> [TASK REQUIREMENTS] Would you please return all of the entries below exactly as shown?

> [MATERIAL TO PROCESS]
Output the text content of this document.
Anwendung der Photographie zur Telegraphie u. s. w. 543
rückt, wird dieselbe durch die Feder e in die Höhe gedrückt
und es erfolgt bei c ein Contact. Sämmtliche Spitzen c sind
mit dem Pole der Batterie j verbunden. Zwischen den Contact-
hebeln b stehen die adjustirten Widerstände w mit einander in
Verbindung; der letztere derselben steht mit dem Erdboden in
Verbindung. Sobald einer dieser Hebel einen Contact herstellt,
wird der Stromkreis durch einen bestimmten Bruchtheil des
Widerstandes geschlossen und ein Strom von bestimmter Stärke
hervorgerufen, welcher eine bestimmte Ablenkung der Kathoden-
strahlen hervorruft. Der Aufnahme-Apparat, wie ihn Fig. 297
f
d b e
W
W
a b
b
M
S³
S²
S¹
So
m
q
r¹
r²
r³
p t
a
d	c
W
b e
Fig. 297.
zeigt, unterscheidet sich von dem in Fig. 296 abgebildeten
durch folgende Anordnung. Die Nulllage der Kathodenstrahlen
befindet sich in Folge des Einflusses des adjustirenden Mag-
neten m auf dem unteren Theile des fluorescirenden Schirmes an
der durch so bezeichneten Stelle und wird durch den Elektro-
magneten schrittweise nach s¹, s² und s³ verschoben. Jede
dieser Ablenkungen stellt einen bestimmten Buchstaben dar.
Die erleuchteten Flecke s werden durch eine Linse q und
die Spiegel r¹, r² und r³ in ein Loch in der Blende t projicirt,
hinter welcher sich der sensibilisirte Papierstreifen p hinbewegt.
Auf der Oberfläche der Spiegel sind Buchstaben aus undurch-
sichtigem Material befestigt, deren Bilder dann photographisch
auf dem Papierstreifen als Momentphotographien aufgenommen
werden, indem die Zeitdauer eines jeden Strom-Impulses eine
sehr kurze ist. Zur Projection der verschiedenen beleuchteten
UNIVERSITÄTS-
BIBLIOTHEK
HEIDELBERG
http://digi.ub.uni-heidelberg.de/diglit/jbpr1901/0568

> [RESULT OF THIS EXERCISE]
Output the text content of this document.
Anwendung der Photographie zur Telegraphie u. s. w. 543
rückt, wird dieselbe durch die Feder e in die Höhe gedrückt
und es erfolgt bei c ein Contact. Sämmtliche Spitzen c sind
mit dem Pole der Batterie j verbunden. Zwischen den Contact-
hebeln b stehen die adjustirten Widerstände w mit einander in
Verbindung; der letztere derselben steht mit dem Erdboden in
Verbindung. Sobald einer dieser Hebel einen Contact herstellt,
wird der Stromkreis durch einen bestimmten Bruchtheil des
Widerstandes geschlossen und ein Strom von bestimmter Stärke
hervorgerufen, welcher eine bestimmte Ablenkung der Kathoden-
strahlen hervorruft. Der Aufnahme-Apparat, wie ihn Fig. 297
f
d b e
W
W
a b
b
M
S³
S²
S¹
So
m
q
r¹
r²
r³
p t
a
d	c
W
b e
Fig. 297.
zeigt, unterscheidet sich von dem in Fig. 296 abgebildeten
durch folgende Anordnung. Die Nulllage der Kathodenstrahlen
befindet sich in Folge des Einflusses des adjustirenden Mag-
neten m auf dem unteren Theile des fluorescirenden Schirmes an
der durch so bezeichneten Stelle und wird durch den Elektro-
magneten schrittweise nach s¹, s² und s³ verschoben. Jede
dieser Ablenkungen stellt einen bestimmten Buchstaben dar.
Die erleuchteten Flecke s werden durch eine Linse q und
die Spiegel r¹, r² und r³ in ein Loch in der Blende t projicirt,
hinter welcher sich der sensibilisirte Papierstreifen p hinbewegt.
Auf der Oberfläche der Spiegel sind Buchstaben aus undurch-
sichtigem Material befestigt, deren Bilder dann photographisch
auf dem Papierstreifen als Momentphotographien aufgenommen
werden, indem die Zeitdauer eines jeden Strom-Impulses eine
sehr kurze ist. Zur Projection der verschiedenen beleuchteten
UNIVERSITÄTS-
BIBLIOTHEK
HEIDELBERG
http://digi.ub.uni-heidelberg.de/diglit/jbpr1901/0568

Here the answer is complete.